→ **SET TASK**: Print the listing in its entirety and exactly, leaving out images.
** Start DATA ROWS **
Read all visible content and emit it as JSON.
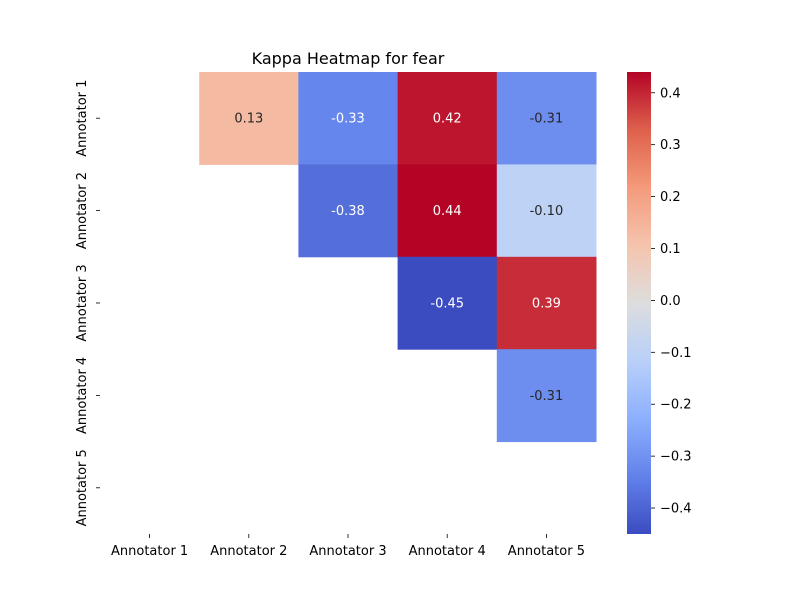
{
  "chart_data": {
    "type": "heatmap",
    "title": "Kappa Heatmap for fear",
    "x_categories": [
      "Annotator 1",
      "Annotator 2",
      "Annotator 3",
      "Annotator 4",
      "Annotator 5"
    ],
    "y_categories": [
      "Annotator 1",
      "Annotator 2",
      "Annotator 3",
      "Annotator 4",
      "Annotator 5"
    ],
    "matrix": [
      [
        null,
        0.13,
        -0.33,
        0.42,
        -0.31
      ],
      [
        null,
        null,
        -0.38,
        0.44,
        -0.1
      ],
      [
        null,
        null,
        null,
        -0.45,
        0.39
      ],
      [
        null,
        null,
        null,
        null,
        -0.31
      ],
      [
        null,
        null,
        null,
        null,
        null
      ]
    ],
    "colormap": "coolwarm",
    "vmin": -0.45,
    "vmax": 0.44,
    "colorbar_ticks": [
      0.4,
      0.3,
      0.2,
      0.1,
      0.0,
      -0.1,
      -0.2,
      -0.3,
      -0.4
    ],
    "colorbar_tick_labels": [
      "0.4",
      "0.3",
      "0.2",
      "0.1",
      "0.0",
      "−0.1",
      "−0.2",
      "−0.3",
      "−0.4"
    ]
  }
}
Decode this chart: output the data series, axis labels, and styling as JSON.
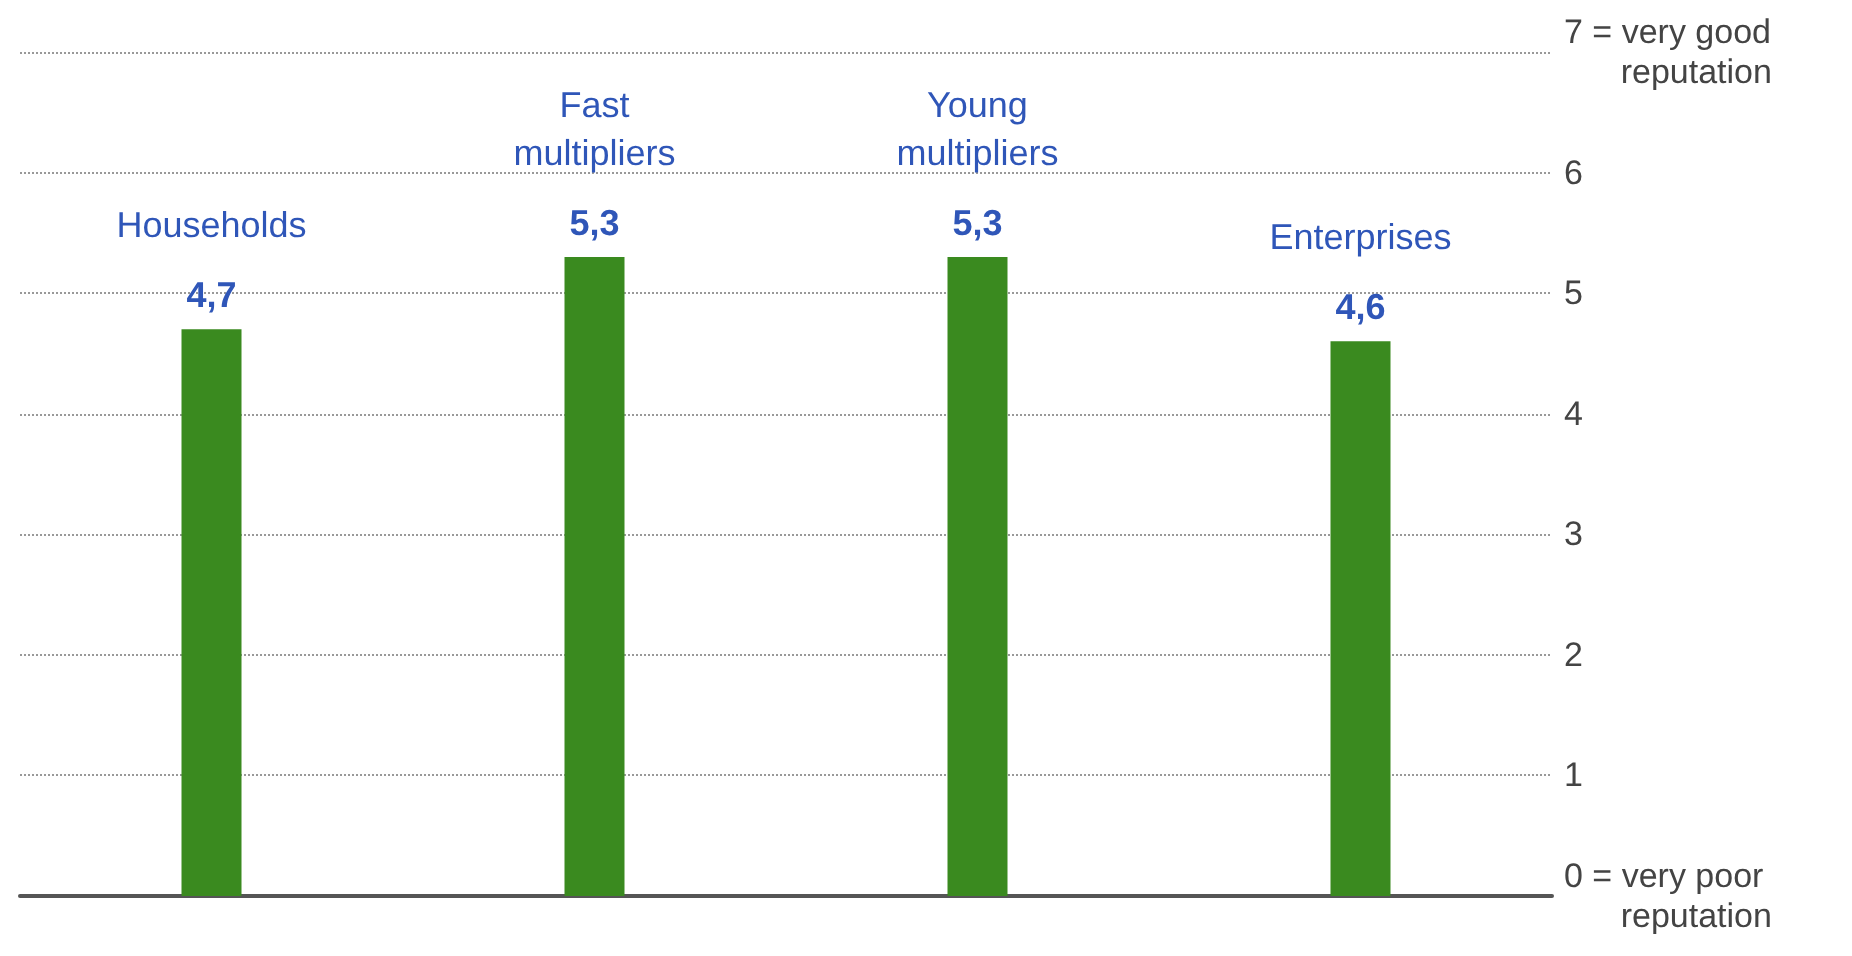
{
  "chart_data": {
    "type": "bar",
    "categories": [
      "Households",
      "Fast multipliers",
      "Young multipliers",
      "Enterprises"
    ],
    "values": [
      4.7,
      5.3,
      5.3,
      4.6
    ],
    "value_labels": [
      "4,7",
      "5,3",
      "5,3",
      "4,6"
    ],
    "color": "#3a8a1f",
    "ylim": [
      0,
      7
    ],
    "yticks": [
      {
        "value": 0,
        "label": "0 = very poor reputation"
      },
      1,
      2,
      3,
      4,
      5,
      6,
      {
        "value": 7,
        "label": "7 = very good reputation"
      }
    ],
    "grid": "y"
  }
}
** End DATA ROWS **
→ **ANSWER FOR THIS EXERCISE**:
Read all visible content and emit it as JSON.
{
  "chart_data": {
    "type": "heatmap",
    "title": "Kappa Heatmap for fear",
    "x_categories": [
      "Annotator 1",
      "Annotator 2",
      "Annotator 3",
      "Annotator 4",
      "Annotator 5"
    ],
    "y_categories": [
      "Annotator 1",
      "Annotator 2",
      "Annotator 3",
      "Annotator 4",
      "Annotator 5"
    ],
    "matrix": [
      [
        null,
        0.13,
        -0.33,
        0.42,
        -0.31
      ],
      [
        null,
        null,
        -0.38,
        0.44,
        -0.1
      ],
      [
        null,
        null,
        null,
        -0.45,
        0.39
      ],
      [
        null,
        null,
        null,
        null,
        -0.31
      ],
      [
        null,
        null,
        null,
        null,
        null
      ]
    ],
    "colormap": "coolwarm",
    "vmin": -0.45,
    "vmax": 0.44,
    "colorbar_ticks": [
      0.4,
      0.3,
      0.2,
      0.1,
      0.0,
      -0.1,
      -0.2,
      -0.3,
      -0.4
    ],
    "colorbar_tick_labels": [
      "0.4",
      "0.3",
      "0.2",
      "0.1",
      "0.0",
      "−0.1",
      "−0.2",
      "−0.3",
      "−0.4"
    ]
  }
}
Decode this chart: output the data series, axis labels, and styling as JSON.
{
  "chart_data": {
    "type": "bar",
    "categories": [
      "Households",
      "Fast multipliers",
      "Young multipliers",
      "Enterprises"
    ],
    "values": [
      4.7,
      5.3,
      5.3,
      4.6
    ],
    "value_labels": [
      "4,7",
      "5,3",
      "5,3",
      "4,6"
    ],
    "color": "#3a8a1f",
    "ylim": [
      0,
      7
    ],
    "yticks": [
      {
        "value": 0,
        "label": "0 = very poor reputation"
      },
      1,
      2,
      3,
      4,
      5,
      6,
      {
        "value": 7,
        "label": "7 = very good reputation"
      }
    ],
    "grid": "y"
  }
}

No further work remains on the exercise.